[Data lines start]

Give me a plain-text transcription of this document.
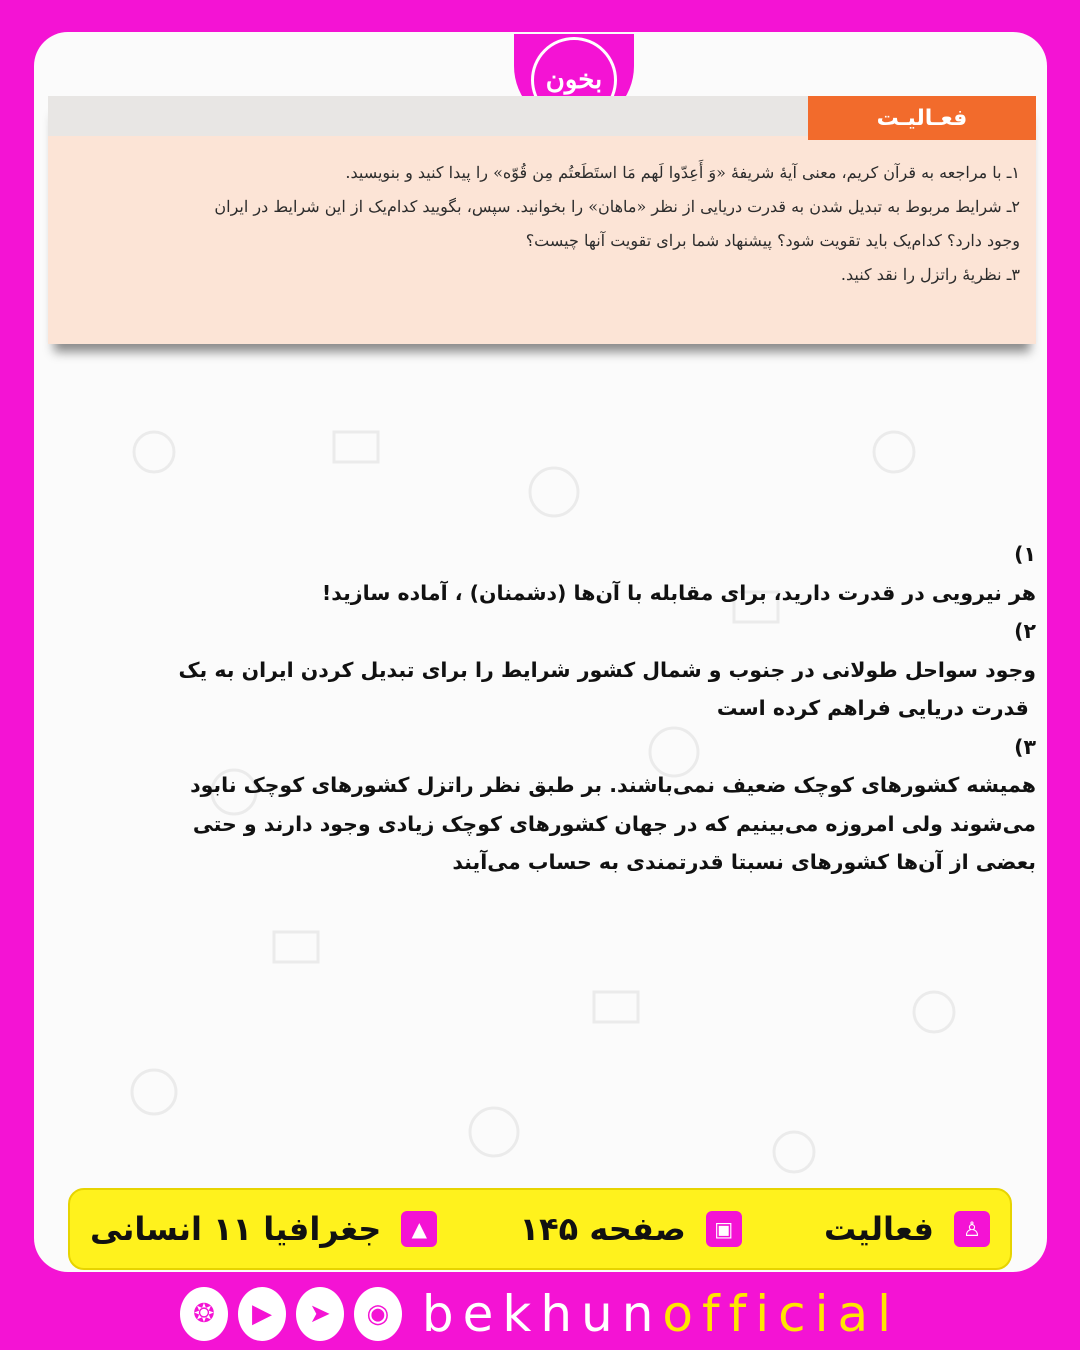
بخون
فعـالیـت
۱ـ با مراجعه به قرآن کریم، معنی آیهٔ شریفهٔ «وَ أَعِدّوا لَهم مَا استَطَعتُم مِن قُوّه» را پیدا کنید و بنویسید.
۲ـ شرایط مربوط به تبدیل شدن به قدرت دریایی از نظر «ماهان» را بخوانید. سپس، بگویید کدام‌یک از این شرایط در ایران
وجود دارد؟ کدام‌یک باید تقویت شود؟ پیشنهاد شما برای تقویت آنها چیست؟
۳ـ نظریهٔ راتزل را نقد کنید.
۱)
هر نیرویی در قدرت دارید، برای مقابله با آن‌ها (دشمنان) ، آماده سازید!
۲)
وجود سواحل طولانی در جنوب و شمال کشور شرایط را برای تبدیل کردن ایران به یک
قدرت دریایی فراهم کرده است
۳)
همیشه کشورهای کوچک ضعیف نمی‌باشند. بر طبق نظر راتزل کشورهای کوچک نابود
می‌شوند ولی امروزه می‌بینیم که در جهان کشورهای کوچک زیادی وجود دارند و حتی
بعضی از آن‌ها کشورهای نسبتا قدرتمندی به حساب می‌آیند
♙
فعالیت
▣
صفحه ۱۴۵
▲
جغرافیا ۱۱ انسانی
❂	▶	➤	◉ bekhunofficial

[Data lines end]

▶ _Problem to work on_: Only lines with the word "دریایی" are wanted, so copy each one from the records.

▶ _Correct answer_:
۲ـ شرایط مربوط به تبدیل شدن به قدرت دریایی از نظر «ماهان» را بخوانید. سپس، بگویید کدام‌یک از این شرایط در ایران
قدرت دریایی فراهم کرده است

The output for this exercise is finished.